> **Directive**:
Records follow. Copy every line with "JSON".

□ □ □

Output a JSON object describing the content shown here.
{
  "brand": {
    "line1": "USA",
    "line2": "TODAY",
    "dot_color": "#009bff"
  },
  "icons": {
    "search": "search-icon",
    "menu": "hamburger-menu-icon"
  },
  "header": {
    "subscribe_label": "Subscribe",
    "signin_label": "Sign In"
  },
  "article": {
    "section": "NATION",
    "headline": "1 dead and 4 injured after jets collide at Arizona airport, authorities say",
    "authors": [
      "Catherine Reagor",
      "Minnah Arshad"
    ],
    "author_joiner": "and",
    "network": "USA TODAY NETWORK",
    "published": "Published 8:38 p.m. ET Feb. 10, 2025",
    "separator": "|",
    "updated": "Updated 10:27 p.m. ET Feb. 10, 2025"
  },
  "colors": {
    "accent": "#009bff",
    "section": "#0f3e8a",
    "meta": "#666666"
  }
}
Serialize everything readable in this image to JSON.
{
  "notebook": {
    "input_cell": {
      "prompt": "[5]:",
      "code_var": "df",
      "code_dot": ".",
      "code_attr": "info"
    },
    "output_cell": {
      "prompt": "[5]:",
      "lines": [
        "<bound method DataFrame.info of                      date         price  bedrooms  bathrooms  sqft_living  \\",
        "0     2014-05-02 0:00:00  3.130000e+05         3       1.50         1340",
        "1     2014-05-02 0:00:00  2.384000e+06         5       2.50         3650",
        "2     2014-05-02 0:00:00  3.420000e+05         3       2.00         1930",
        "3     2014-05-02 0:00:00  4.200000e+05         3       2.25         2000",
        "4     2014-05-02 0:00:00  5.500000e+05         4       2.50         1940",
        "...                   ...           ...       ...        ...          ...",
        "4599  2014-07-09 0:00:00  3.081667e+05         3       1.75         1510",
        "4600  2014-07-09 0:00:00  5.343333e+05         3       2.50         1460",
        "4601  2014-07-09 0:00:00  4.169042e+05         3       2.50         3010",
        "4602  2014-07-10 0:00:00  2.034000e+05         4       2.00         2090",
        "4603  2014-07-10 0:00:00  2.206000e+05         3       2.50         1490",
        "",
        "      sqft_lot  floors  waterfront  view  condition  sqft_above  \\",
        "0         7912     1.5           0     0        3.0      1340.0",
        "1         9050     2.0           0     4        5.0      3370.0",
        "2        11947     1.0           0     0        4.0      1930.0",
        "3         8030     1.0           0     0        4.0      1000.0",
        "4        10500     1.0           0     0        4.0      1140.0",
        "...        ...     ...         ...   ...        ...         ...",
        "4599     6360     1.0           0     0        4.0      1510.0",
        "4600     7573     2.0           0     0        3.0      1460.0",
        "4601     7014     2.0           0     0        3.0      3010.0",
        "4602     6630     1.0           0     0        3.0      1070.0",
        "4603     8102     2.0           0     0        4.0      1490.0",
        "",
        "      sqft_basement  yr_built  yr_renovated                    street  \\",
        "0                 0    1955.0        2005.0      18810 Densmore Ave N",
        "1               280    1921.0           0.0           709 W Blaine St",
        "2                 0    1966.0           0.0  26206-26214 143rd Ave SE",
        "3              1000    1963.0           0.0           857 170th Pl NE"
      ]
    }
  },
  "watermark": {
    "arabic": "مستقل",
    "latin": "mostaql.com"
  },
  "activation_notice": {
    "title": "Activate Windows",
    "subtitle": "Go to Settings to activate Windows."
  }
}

□ □ □

> **In response**:
Output a JSON object describing the content shown here.
Serialize everything readable in this image to JSON.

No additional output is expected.